→ **The request**
Please revise the items below, replacing "sorting system" with "sorting line" and leaving all other text unchanged.

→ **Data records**

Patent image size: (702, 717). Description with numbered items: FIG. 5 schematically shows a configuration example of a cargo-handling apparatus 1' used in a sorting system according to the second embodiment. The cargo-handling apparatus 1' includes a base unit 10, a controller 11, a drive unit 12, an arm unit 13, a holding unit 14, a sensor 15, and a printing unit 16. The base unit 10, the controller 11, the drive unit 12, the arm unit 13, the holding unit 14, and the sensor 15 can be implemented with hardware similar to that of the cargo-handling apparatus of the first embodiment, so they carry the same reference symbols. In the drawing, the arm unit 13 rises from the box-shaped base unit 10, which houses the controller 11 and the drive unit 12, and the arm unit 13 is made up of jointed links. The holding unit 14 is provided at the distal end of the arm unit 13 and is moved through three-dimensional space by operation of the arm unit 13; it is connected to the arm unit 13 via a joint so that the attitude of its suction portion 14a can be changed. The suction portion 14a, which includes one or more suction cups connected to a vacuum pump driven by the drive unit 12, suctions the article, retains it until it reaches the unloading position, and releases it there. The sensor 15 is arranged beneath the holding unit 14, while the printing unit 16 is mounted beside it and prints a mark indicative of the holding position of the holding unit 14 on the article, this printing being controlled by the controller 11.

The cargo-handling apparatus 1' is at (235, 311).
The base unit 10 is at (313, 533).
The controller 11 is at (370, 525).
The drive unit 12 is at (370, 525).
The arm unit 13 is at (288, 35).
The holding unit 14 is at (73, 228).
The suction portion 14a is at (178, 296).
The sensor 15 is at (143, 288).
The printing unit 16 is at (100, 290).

→ **Expected answer**
Patent image size: (702, 717). Description with numbered items: FIG. 5 schematically shows a configuration example of a cargo-handling apparatus 1' used in a sorting line according to the second embodiment. The cargo-handling apparatus 1' includes a base unit 10, a controller 11, a drive unit 12, an arm unit 13, a holding unit 14, a sensor 15, and a printing unit 16. The base unit 10, the controller 11, the drive unit 12, the arm unit 13, the holding unit 14, and the sensor 15 can be implemented with hardware similar to that of the cargo-handling apparatus of the first embodiment, so they carry the same reference symbols. In the drawing, the arm unit 13 rises from the box-shaped base unit 10, which houses the controller 11 and the drive unit 12, and the arm unit 13 is made up of jointed links. The holding unit 14 is provided at the distal end of the arm unit 13 and is moved through three-dimensional space by operation of the arm unit 13; it is connected to the arm unit 13 via a joint so that the attitude of its suction portion 14a can be changed. The suction portion 14a, which includes one or more suction cups connected to a vacuum pump driven by the drive unit 12, suctions the article, retains it until it reaches the unloading position, and releases it there. The sensor 15 is arranged beneath the holding unit 14, while the printing unit 16 is mounted beside it and prints a mark indicative of the holding position of the holding unit 14 on the article, this printing being controlled by the controller 11.

The cargo-handling apparatus 1' is at (235, 311).
The base unit 10 is at (313, 533).
The controller 11 is at (370, 525).
The drive unit 12 is at (370, 525).
The arm unit 13 is at (288, 35).
The holding unit 14 is at (73, 228).
The suction portion 14a is at (178, 296).
The sensor 15 is at (143, 288).
The printing unit 16 is at (100, 290).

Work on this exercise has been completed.